### RECORD LIST
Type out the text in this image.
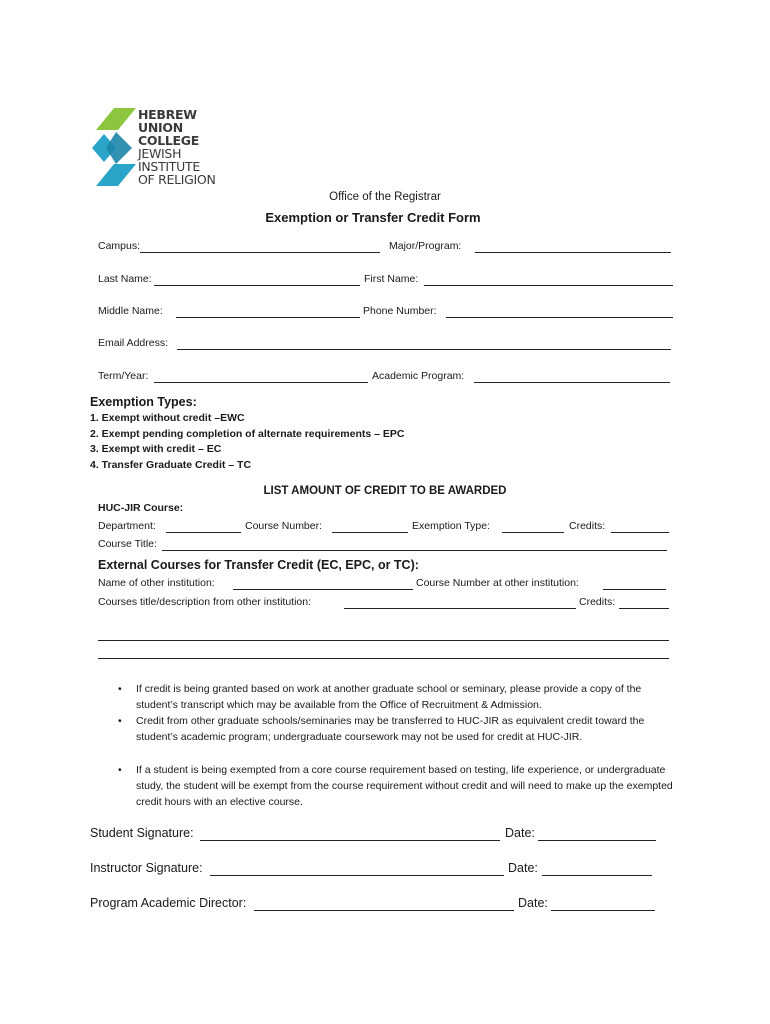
HEBREW
UNION
COLLEGE
JEWISH
INSTITUTE
OF RELIGION
Office of the Registrar
Exemption or Transfer Credit Form
Campus:	Major/Program:
Last Name:	First Name:
Middle Name:	Phone Number:
Email Address:
Term/Year:	Academic Program:
Exemption Types:
1. Exempt without credit –EWC
2. Exempt pending completion of alternate requirements – EPC
3. Exempt with credit – EC
4. Transfer Graduate Credit – TC
LIST AMOUNT OF CREDIT TO BE AWARDED
HUC-JIR Course:
Department:	Course Number:	Exemption Type:	Credits:
Course Title:
External Courses for Transfer Credit (EC, EPC, or TC):
Name of other institution:	Course Number at other institution:
Courses title/description from other institution:	Credits:
• If credit is being granted based on work at another graduate school or seminary, please provide a copy of the student’s transcript which may be available from the Office of Recruitment & Admission.
• Credit from other graduate schools/seminaries may be transferred to HUC-JIR as equivalent credit toward the student’s academic program; undergraduate coursework may not be used for credit at HUC-JIR.
• If a student is being exempted from a core course requirement based on testing, life experience, or undergraduate study, the student will be exempt from the course requirement without credit and will need to make up the exempted credit hours with an elective course.
Student Signature:	Date:
Instructor Signature:	Date:
Program Academic Director:	Date:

### TO BE DONE
Every record above should be written out again without change, except that the pictures are left out.

### SOLUTION FOR THIS TASK
Type out the text in this image.
HEBREW
UNION
COLLEGE
JEWISH
INSTITUTE
OF RELIGION
Office of the Registrar
Exemption or Transfer Credit Form
Campus:	Major/Program:
Last Name:	First Name:
Middle Name:	Phone Number:
Email Address:
Term/Year:	Academic Program:
Exemption Types:
1. Exempt without credit –EWC
2. Exempt pending completion of alternate requirements – EPC
3. Exempt with credit – EC
4. Transfer Graduate Credit – TC
LIST AMOUNT OF CREDIT TO BE AWARDED
HUC-JIR Course:
Department:	Course Number:	Exemption Type:	Credits:
Course Title:
External Courses for Transfer Credit (EC, EPC, or TC):
Name of other institution:	Course Number at other institution:
Courses title/description from other institution:	Credits:
• If credit is being granted based on work at another graduate school or seminary, please provide a copy of the student’s transcript which may be available from the Office of Recruitment & Admission.
• Credit from other graduate schools/seminaries may be transferred to HUC-JIR as equivalent credit toward the student’s academic program; undergraduate coursework may not be used for credit at HUC-JIR.
• If a student is being exempted from a core course requirement based on testing, life experience, or undergraduate study, the student will be exempt from the course requirement without credit and will need to make up the exempted credit hours with an elective course.
Student Signature:	Date:
Instructor Signature:	Date:
Program Academic Director:	Date:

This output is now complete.